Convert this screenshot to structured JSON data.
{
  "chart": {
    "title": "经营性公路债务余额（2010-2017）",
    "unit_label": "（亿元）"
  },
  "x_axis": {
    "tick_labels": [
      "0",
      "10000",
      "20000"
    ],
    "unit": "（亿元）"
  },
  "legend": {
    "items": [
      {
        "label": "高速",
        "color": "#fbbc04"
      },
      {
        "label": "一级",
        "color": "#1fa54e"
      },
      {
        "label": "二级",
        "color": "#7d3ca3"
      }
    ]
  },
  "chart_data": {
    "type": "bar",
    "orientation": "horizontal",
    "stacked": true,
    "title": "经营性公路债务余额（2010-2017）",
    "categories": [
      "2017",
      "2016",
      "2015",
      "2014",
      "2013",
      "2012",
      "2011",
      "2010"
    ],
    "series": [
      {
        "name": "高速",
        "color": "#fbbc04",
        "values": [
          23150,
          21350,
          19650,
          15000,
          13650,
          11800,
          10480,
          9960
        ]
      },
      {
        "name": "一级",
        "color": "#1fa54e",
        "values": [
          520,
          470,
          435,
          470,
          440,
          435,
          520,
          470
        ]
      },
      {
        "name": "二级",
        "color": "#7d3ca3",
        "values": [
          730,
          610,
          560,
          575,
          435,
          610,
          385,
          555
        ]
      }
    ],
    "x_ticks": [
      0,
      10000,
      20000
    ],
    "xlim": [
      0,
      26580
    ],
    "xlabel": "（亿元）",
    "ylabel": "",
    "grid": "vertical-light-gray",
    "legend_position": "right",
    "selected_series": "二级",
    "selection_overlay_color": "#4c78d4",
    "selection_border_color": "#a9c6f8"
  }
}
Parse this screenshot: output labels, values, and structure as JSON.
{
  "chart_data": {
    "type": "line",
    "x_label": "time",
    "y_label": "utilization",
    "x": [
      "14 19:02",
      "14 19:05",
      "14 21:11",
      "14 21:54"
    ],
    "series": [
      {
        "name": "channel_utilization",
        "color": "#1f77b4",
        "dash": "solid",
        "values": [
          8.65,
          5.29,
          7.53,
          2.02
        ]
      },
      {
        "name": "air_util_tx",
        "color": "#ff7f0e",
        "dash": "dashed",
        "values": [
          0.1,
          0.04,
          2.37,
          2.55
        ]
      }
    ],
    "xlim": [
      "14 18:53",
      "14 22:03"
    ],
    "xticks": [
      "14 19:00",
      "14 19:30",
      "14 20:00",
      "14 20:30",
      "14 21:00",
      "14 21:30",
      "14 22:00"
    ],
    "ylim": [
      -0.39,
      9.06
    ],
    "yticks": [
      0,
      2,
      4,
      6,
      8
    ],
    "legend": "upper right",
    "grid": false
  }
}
################
■ **The task**:
Repeat every record, keeping each word and mark exactly as it is.

■ **Response to the task**:
Convert this screenshot to structured JSON data.
{
  "chart": {
    "title": "经营性公路债务余额（2010-2017）",
    "unit_label": "（亿元）"
  },
  "x_axis": {
    "tick_labels": [
      "0",
      "10000",
      "20000"
    ],
    "unit": "（亿元）"
  },
  "legend": {
    "items": [
      {
        "label": "高速",
        "color": "#fbbc04"
      },
      {
        "label": "一级",
        "color": "#1fa54e"
      },
      {
        "label": "二级",
        "color": "#7d3ca3"
      }
    ]
  },
  "chart_data": {
    "type": "bar",
    "orientation": "horizontal",
    "stacked": true,
    "title": "经营性公路债务余额（2010-2017）",
    "categories": [
      "2017",
      "2016",
      "2015",
      "2014",
      "2013",
      "2012",
      "2011",
      "2010"
    ],
    "series": [
      {
        "name": "高速",
        "color": "#fbbc04",
        "values": [
          23150,
          21350,
          19650,
          15000,
          13650,
          11800,
          10480,
          9960
        ]
      },
      {
        "name": "一级",
        "color": "#1fa54e",
        "values": [
          520,
          470,
          435,
          470,
          440,
          435,
          520,
          470
        ]
      },
      {
        "name": "二级",
        "color": "#7d3ca3",
        "values": [
          730,
          610,
          560,
          575,
          435,
          610,
          385,
          555
        ]
      }
    ],
    "x_ticks": [
      0,
      10000,
      20000
    ],
    "xlim": [
      0,
      26580
    ],
    "xlabel": "（亿元）",
    "ylabel": "",
    "grid": "vertical-light-gray",
    "legend_position": "right",
    "selected_series": "二级",
    "selection_overlay_color": "#4c78d4",
    "selection_border_color": "#a9c6f8"
  }
}
Parse this screenshot: output labels, values, and structure as JSON.
{
  "chart_data": {
    "type": "line",
    "x_label": "time",
    "y_label": "utilization",
    "x": [
      "14 19:02",
      "14 19:05",
      "14 21:11",
      "14 21:54"
    ],
    "series": [
      {
        "name": "channel_utilization",
        "color": "#1f77b4",
        "dash": "solid",
        "values": [
          8.65,
          5.29,
          7.53,
          2.02
        ]
      },
      {
        "name": "air_util_tx",
        "color": "#ff7f0e",
        "dash": "dashed",
        "values": [
          0.1,
          0.04,
          2.37,
          2.55
        ]
      }
    ],
    "xlim": [
      "14 18:53",
      "14 22:03"
    ],
    "xticks": [
      "14 19:00",
      "14 19:30",
      "14 20:00",
      "14 20:30",
      "14 21:00",
      "14 21:30",
      "14 22:00"
    ],
    "ylim": [
      -0.39,
      9.06
    ],
    "yticks": [
      0,
      2,
      4,
      6,
      8
    ],
    "legend": "upper right",
    "grid": false
  }
}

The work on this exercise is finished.